The problem:
Copy every line of the records below that holds the word "necessary".

Rows:
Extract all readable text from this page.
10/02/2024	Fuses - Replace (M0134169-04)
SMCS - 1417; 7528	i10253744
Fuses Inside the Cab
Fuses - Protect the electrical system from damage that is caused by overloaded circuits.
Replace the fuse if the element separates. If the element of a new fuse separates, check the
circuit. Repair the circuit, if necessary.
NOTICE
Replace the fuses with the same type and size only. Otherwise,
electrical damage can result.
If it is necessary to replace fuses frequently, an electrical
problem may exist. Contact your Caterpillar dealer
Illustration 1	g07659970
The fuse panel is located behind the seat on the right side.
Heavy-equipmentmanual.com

* * *

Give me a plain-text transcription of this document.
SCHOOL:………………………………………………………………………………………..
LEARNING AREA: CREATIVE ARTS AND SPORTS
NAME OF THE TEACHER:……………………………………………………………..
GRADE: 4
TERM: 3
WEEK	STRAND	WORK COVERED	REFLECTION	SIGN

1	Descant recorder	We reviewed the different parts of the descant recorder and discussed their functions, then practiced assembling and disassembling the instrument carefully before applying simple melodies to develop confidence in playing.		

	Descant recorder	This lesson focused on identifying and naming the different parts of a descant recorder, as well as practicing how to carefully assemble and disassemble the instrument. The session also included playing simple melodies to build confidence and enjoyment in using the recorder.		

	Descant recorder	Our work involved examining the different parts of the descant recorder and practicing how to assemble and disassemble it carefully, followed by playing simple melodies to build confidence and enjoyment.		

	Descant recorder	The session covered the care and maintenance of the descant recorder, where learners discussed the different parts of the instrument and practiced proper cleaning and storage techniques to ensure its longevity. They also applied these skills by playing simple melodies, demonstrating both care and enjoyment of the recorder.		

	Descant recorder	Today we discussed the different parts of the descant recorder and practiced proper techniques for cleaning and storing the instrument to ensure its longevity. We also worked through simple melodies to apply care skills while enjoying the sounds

Output of the exercise:
circuit. Repair the circuit, if necessary.
If it is necessary to replace fuses frequently, an electrical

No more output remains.